* Given instruction
Do any lines in the data below contain "count"? If so, copy every one of them.

Dataset listings of figures:

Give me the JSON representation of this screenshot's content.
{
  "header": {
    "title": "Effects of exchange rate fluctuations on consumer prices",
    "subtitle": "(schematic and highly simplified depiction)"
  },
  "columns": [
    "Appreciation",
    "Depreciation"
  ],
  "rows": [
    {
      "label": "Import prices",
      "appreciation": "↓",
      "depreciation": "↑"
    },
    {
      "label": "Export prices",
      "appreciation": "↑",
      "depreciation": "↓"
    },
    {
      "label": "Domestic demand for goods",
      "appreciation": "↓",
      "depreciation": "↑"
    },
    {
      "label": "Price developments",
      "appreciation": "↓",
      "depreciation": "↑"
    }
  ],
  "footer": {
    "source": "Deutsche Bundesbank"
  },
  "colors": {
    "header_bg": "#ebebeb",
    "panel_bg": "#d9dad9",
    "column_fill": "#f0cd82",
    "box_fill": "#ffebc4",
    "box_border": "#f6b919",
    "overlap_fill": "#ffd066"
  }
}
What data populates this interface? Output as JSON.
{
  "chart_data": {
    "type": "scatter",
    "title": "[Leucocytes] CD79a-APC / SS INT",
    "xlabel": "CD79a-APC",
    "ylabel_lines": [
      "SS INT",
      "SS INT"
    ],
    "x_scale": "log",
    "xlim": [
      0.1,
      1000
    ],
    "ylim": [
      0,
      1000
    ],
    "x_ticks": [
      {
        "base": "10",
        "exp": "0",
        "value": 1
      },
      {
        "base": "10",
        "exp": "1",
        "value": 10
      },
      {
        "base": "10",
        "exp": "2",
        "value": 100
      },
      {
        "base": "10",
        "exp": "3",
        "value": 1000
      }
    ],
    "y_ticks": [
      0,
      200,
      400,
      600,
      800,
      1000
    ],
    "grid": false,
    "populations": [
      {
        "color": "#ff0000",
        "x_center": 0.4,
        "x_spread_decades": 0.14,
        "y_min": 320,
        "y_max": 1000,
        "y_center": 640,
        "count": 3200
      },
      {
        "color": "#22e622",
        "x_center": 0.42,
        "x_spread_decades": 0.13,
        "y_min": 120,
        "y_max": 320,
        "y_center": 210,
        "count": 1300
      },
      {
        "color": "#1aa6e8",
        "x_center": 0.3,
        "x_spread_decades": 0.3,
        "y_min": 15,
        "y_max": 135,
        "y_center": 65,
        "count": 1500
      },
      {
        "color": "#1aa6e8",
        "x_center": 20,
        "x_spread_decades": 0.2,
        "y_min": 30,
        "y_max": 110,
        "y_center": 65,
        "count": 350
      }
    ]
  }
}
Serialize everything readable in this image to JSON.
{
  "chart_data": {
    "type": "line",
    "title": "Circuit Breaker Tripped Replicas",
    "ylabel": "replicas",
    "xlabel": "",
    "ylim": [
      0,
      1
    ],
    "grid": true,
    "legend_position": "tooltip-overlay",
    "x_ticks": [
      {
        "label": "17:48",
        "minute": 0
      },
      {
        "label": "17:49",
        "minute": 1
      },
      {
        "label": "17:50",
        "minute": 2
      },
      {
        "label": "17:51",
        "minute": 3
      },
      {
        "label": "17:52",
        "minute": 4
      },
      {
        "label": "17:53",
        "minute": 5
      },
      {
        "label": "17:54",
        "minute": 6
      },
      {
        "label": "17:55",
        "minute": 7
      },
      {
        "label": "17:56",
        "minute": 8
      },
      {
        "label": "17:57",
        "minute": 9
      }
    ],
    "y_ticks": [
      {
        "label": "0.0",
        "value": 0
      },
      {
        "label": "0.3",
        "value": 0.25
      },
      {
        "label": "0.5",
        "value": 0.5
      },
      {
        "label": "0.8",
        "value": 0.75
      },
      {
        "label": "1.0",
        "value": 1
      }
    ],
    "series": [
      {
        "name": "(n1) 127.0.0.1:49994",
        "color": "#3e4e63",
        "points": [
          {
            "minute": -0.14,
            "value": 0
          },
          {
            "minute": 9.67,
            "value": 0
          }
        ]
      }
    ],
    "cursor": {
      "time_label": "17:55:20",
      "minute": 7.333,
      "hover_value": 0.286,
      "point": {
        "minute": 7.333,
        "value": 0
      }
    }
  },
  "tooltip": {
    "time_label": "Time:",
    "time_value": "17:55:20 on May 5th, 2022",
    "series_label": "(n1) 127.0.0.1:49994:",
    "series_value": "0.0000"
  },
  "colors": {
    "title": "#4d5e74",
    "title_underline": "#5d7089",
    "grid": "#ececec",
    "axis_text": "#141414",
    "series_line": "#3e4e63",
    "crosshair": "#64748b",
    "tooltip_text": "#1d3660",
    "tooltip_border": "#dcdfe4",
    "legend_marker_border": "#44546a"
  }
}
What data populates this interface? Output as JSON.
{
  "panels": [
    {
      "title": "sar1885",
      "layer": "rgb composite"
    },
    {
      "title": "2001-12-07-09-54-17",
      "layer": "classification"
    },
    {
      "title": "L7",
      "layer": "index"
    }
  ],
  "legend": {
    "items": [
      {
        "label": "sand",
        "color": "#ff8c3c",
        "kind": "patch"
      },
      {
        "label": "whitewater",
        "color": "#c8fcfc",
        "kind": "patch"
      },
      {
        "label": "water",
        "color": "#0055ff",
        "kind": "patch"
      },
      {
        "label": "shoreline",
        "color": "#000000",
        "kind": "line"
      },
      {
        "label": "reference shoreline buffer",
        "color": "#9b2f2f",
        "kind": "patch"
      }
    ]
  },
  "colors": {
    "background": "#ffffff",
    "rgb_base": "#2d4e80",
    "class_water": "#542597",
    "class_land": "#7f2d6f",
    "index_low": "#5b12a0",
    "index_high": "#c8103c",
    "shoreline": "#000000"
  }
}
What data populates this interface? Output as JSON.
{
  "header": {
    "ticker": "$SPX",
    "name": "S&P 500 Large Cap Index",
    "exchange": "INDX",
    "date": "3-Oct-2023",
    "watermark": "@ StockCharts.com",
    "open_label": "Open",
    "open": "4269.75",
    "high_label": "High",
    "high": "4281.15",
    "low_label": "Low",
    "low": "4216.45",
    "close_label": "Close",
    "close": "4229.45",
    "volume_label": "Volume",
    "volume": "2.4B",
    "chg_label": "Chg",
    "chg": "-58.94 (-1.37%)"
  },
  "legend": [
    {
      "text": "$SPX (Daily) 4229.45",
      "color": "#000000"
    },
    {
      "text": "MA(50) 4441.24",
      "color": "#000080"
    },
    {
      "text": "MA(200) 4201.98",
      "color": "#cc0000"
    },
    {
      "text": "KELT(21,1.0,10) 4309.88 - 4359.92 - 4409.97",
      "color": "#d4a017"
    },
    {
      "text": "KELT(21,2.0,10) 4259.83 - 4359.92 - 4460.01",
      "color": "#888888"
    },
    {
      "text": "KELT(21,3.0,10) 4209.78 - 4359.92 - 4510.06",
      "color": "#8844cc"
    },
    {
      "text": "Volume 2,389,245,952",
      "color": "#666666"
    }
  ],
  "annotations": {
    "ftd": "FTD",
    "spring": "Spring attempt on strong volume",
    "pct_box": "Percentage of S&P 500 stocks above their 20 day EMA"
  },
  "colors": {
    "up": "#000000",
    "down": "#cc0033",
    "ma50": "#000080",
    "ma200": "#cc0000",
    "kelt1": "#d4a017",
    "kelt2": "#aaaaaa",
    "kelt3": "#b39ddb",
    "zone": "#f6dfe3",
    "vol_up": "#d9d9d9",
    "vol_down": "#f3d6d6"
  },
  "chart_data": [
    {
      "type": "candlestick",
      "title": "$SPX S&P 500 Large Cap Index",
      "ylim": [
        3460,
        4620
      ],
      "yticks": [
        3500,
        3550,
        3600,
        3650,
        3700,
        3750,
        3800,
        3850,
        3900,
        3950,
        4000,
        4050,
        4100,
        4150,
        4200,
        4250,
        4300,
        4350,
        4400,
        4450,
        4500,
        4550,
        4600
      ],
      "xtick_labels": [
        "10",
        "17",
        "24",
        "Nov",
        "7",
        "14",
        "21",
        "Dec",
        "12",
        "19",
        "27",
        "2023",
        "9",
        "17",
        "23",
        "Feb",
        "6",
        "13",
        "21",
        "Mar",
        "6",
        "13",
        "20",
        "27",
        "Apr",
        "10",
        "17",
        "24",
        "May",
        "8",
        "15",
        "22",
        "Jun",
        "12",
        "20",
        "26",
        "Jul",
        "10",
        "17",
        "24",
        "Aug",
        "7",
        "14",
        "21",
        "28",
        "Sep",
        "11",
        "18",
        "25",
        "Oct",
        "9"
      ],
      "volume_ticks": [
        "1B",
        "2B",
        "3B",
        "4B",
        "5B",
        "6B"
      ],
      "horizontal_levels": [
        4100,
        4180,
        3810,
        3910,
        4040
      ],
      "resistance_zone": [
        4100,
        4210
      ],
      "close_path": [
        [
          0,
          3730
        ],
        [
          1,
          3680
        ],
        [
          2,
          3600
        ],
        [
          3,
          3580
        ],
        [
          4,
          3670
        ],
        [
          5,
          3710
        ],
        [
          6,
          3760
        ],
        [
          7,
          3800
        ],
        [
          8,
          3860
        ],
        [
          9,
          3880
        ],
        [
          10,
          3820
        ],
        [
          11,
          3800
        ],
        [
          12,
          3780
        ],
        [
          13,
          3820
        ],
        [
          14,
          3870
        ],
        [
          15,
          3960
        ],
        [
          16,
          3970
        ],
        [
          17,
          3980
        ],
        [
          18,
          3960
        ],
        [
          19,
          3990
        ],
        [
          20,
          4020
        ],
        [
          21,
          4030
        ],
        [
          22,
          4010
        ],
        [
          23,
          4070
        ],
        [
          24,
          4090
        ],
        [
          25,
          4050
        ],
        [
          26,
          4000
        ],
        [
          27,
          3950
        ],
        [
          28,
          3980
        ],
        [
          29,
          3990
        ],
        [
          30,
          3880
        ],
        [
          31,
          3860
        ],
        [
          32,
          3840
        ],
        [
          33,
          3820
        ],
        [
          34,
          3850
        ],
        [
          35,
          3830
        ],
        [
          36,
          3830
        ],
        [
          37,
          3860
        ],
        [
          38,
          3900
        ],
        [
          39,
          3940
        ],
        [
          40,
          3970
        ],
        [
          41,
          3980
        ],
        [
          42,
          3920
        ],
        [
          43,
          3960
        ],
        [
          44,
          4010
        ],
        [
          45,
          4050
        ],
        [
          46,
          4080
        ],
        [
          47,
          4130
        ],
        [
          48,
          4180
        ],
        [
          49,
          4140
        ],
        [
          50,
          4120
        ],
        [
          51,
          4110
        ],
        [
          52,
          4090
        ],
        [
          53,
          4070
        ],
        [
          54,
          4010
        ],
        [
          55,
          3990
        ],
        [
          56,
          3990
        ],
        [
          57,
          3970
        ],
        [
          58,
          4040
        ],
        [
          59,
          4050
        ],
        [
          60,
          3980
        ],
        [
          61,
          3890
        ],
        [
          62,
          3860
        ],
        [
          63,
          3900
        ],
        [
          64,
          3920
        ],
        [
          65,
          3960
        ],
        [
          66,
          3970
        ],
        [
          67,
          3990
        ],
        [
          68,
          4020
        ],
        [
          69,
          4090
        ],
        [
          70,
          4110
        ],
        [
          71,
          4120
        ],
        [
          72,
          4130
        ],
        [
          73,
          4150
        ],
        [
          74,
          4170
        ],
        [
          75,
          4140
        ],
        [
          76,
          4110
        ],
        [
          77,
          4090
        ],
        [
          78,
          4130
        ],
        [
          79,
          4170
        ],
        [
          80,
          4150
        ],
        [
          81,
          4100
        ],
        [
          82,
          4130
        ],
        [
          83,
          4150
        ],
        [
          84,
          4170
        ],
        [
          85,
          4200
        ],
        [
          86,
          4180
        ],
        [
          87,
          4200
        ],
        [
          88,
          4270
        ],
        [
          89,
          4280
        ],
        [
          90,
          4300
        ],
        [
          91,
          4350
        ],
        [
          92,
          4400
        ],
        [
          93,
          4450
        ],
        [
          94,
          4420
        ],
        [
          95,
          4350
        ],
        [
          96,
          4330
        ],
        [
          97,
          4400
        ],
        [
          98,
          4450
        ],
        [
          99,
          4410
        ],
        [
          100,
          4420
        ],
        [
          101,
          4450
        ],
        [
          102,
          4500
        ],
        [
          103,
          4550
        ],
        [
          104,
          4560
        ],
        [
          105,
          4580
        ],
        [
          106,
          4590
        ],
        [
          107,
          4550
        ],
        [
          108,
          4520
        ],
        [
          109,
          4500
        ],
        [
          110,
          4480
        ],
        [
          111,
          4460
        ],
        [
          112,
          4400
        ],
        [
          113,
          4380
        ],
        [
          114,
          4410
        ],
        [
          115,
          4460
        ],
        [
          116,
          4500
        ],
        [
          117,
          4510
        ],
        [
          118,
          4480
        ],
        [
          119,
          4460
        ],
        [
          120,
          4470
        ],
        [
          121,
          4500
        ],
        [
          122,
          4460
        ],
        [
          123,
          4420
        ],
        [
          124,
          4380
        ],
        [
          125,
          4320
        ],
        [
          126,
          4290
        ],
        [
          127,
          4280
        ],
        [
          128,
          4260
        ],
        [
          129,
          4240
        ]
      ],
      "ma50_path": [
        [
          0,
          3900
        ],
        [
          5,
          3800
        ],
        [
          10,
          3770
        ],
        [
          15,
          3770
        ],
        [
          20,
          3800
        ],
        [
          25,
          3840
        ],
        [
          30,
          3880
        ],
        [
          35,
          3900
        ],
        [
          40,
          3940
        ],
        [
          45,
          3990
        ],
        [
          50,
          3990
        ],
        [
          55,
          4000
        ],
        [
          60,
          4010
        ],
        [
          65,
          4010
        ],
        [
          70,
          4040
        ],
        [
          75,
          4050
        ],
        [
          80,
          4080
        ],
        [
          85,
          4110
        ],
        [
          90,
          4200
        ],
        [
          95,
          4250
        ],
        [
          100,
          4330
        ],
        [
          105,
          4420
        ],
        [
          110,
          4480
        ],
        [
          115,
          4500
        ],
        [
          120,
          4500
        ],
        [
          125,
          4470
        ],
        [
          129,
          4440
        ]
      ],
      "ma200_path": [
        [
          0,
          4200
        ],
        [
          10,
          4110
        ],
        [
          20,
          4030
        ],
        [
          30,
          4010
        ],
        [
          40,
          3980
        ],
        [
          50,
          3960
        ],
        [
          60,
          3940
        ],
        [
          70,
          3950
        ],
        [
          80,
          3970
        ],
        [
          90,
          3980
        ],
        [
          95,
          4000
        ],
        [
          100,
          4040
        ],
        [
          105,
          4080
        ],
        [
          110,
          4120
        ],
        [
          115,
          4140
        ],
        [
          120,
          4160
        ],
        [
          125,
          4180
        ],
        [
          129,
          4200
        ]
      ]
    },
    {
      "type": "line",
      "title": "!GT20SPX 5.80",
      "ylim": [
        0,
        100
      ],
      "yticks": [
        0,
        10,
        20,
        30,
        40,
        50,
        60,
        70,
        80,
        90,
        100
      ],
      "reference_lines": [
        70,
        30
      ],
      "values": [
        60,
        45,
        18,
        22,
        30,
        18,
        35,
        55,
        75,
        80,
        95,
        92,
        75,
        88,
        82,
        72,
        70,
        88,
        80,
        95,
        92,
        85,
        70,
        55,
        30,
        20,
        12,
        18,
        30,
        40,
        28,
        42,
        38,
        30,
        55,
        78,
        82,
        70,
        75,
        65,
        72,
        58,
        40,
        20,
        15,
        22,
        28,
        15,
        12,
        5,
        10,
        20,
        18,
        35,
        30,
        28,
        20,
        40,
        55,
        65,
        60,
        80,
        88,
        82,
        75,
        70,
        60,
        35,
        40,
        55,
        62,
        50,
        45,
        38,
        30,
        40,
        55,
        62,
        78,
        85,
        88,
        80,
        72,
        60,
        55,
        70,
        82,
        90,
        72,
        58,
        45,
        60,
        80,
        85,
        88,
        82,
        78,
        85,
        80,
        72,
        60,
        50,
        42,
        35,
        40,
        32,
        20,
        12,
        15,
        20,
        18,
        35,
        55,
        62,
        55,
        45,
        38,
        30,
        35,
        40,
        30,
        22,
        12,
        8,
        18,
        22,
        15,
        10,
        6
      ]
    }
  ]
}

* Exercise output
        "count": 3200
        "count": 1300
        "count": 1500
        "count": 350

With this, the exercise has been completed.